<<<<

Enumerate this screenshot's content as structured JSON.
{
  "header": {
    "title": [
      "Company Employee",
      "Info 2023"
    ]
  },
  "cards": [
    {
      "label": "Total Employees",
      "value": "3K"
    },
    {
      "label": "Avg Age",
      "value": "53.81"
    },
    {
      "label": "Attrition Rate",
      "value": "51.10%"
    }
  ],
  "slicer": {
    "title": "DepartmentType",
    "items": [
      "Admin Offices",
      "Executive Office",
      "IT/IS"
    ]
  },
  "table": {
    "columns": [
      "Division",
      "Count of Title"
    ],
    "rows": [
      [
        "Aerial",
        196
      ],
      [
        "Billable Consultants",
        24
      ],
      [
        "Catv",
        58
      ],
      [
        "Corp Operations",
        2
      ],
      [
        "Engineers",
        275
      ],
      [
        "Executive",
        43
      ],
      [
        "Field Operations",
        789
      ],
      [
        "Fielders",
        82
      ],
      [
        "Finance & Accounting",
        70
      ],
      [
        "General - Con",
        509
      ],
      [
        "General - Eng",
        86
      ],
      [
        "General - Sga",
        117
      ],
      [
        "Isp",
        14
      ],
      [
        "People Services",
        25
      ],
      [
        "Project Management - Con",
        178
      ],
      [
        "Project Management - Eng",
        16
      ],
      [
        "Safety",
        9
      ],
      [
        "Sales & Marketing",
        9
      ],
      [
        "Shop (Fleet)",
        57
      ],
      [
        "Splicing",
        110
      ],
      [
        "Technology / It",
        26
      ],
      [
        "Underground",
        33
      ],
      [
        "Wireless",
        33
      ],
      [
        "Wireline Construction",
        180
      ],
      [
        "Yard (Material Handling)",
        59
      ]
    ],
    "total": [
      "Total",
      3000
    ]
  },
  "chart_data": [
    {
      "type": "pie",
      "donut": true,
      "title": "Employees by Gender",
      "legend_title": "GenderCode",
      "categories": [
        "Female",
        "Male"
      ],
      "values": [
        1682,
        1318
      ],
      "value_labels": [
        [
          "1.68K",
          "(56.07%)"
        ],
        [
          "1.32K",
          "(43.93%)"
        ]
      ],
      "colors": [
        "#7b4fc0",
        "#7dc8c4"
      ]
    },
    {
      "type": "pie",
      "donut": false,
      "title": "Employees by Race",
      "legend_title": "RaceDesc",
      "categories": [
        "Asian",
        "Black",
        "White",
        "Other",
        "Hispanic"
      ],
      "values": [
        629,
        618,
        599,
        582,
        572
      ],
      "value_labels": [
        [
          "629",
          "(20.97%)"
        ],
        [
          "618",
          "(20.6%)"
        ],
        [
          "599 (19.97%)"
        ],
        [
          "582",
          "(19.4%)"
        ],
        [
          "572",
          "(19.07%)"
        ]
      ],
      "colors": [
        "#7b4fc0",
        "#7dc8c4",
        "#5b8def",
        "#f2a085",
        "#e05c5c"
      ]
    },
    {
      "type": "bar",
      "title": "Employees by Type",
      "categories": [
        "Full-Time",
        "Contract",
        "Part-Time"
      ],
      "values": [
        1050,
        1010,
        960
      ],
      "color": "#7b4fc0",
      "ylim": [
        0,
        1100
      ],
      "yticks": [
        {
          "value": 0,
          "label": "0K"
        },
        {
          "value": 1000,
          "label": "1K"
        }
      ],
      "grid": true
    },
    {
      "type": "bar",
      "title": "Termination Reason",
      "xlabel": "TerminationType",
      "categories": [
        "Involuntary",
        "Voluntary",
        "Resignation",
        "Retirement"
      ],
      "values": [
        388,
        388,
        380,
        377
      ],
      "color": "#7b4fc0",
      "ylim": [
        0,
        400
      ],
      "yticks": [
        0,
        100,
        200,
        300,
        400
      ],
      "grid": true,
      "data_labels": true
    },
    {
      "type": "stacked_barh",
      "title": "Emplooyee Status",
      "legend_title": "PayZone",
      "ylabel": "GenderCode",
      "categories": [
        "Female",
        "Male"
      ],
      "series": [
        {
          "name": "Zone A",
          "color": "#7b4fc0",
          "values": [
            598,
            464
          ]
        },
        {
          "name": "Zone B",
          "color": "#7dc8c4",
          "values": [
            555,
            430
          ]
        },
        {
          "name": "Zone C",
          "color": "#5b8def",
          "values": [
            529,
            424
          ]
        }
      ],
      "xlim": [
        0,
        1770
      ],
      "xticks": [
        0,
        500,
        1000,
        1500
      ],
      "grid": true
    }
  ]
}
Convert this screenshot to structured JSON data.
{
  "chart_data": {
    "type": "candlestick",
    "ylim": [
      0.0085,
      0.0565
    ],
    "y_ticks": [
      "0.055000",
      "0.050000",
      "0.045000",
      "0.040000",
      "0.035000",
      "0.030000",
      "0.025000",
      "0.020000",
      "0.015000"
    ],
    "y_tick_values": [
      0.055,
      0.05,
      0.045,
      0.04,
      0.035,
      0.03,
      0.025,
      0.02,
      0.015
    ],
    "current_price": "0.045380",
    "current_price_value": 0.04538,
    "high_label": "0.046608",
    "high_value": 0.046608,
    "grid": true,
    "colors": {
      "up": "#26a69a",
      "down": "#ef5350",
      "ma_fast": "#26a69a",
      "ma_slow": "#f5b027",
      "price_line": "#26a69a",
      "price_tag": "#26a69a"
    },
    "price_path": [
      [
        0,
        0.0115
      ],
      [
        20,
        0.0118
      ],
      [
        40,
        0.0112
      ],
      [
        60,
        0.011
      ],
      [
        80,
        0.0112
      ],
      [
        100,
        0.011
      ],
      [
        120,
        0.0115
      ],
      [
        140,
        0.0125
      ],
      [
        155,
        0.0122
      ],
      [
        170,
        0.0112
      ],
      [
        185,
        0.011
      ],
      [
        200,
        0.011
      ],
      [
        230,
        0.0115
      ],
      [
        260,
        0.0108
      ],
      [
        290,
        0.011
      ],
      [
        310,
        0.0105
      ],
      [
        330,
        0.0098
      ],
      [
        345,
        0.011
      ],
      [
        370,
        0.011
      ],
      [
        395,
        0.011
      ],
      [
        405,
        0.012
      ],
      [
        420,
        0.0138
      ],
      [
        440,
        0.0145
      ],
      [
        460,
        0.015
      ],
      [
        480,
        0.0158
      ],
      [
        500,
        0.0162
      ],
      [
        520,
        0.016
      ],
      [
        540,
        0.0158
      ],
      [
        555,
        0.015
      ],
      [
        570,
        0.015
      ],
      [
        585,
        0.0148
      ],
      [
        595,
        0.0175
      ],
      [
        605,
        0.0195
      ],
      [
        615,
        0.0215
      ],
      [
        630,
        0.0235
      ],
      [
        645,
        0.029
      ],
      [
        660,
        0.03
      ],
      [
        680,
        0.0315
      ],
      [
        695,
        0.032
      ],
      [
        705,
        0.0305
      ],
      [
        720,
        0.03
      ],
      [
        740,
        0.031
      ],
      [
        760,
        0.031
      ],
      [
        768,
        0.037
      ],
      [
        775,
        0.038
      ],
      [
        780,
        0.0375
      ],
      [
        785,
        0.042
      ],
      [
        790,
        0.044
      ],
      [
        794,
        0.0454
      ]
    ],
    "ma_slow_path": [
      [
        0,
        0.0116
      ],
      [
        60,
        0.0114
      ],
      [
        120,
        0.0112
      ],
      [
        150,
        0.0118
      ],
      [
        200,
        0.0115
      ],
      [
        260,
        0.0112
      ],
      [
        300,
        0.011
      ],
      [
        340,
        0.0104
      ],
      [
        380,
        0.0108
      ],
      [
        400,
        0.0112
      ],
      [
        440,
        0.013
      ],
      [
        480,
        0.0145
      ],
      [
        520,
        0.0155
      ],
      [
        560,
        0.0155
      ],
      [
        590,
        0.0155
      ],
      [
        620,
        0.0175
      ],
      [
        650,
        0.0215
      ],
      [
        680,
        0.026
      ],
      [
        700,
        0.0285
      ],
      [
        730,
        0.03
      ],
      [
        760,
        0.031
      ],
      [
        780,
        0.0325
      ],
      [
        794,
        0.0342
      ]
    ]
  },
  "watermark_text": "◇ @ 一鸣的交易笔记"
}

>>>>

## INSTRUCTIONS TO FOLLOW
Only the number is wanted: how many lines in the entries above contain the string "this"?

## ANSWER TO THE TASK
2